*Written instruction*.
Locate each line holding the string "Hemostat" and copy it.

(Items from a figure collection)
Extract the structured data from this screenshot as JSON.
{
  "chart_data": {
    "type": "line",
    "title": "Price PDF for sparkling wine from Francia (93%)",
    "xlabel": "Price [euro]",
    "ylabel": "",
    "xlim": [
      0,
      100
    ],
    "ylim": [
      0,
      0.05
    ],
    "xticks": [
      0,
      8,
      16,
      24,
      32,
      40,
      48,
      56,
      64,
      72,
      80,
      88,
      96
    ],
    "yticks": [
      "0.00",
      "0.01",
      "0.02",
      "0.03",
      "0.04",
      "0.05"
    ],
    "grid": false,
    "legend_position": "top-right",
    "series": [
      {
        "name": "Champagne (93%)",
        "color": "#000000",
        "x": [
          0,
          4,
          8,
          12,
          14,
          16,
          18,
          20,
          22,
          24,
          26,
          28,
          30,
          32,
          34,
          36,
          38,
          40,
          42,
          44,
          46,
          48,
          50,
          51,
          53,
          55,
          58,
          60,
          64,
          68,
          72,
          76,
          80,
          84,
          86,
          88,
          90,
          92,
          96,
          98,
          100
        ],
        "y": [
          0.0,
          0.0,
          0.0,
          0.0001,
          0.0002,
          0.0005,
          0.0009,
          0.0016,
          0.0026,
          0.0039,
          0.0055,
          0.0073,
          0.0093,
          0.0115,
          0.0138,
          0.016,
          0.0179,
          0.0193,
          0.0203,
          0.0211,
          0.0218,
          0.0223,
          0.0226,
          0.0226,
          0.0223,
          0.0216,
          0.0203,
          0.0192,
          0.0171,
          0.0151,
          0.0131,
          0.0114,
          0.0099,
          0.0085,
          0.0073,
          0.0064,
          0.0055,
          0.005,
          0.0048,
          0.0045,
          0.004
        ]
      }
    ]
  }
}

--

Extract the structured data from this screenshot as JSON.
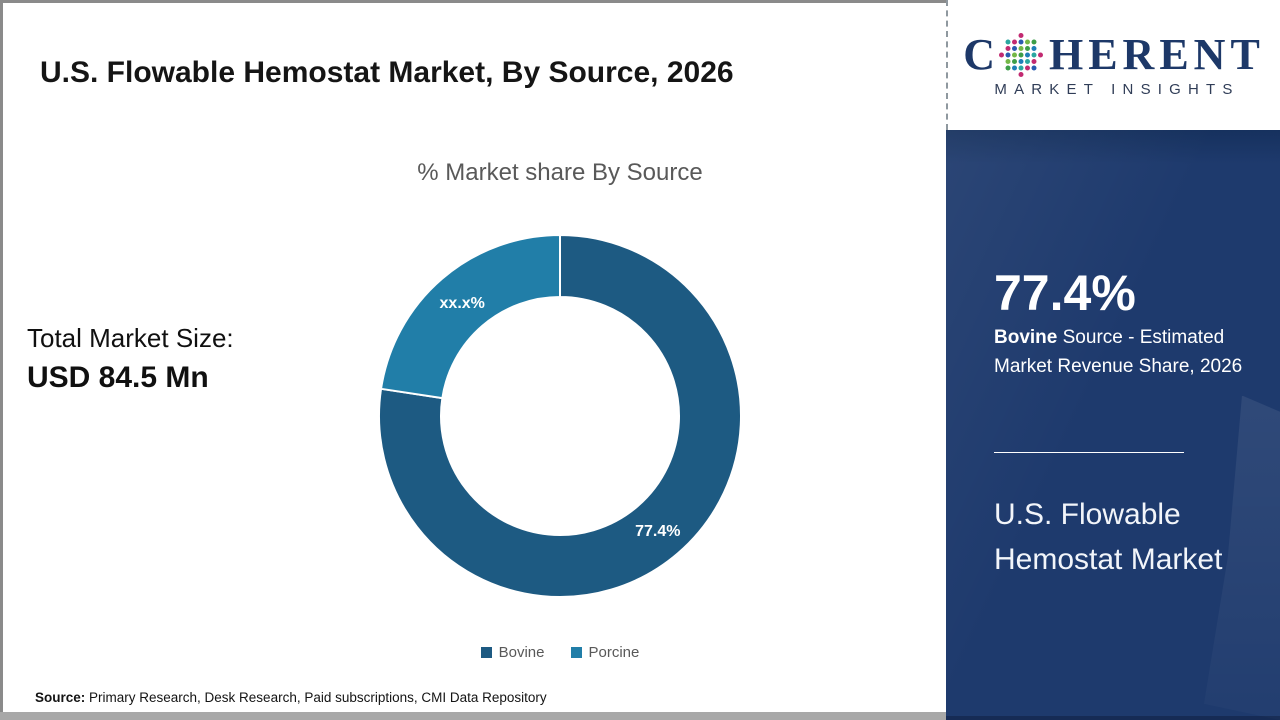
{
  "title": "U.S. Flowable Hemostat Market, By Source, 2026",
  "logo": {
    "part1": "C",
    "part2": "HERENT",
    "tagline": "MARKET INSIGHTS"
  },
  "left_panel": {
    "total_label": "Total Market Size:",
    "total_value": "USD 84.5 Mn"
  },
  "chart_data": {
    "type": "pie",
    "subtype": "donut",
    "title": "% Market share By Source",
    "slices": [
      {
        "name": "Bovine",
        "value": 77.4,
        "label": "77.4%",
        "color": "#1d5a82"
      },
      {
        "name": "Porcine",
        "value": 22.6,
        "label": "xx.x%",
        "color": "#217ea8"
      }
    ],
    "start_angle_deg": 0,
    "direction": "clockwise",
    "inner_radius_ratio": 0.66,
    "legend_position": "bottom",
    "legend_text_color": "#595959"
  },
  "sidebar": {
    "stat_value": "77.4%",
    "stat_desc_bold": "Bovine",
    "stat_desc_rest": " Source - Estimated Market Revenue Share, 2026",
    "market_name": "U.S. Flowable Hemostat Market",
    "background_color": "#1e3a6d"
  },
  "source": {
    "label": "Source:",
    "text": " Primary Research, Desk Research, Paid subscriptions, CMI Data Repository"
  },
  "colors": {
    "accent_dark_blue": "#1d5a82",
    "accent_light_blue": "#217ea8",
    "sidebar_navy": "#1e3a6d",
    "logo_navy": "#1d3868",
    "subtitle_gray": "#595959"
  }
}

...

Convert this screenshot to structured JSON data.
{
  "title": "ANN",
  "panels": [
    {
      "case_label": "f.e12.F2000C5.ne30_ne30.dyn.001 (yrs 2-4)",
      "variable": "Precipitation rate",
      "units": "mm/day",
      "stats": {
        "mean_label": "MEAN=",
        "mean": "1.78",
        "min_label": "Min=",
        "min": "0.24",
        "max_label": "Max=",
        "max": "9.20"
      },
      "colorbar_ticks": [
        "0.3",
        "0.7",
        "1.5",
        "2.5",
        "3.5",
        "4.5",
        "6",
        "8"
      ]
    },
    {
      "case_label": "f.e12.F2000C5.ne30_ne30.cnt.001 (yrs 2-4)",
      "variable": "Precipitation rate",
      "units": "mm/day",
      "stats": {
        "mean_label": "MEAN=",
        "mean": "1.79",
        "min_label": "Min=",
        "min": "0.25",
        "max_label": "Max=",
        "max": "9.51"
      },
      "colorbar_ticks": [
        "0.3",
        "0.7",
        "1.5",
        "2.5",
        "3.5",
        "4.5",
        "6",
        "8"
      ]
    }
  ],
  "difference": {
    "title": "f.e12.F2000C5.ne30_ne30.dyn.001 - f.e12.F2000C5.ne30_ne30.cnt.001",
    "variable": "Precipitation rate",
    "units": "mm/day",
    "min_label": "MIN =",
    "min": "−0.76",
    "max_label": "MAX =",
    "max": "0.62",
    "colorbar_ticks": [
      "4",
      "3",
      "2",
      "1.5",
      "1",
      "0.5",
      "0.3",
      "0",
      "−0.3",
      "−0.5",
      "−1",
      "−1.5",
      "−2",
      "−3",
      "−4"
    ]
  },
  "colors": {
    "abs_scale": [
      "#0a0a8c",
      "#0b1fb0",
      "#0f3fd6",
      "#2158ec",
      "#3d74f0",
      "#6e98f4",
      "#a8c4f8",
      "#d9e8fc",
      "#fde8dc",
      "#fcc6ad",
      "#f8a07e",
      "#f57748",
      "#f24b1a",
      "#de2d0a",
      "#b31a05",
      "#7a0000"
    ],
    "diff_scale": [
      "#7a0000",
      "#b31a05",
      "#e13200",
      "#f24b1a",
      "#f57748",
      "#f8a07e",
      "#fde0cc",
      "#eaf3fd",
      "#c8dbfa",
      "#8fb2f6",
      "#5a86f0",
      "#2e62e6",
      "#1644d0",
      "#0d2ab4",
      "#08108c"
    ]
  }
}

*Answer to this problem*.
  "title": "U.S. Flowable Hemostat Market, By Source, 2026",
    "market_name": "U.S. Flowable Hemostat Market",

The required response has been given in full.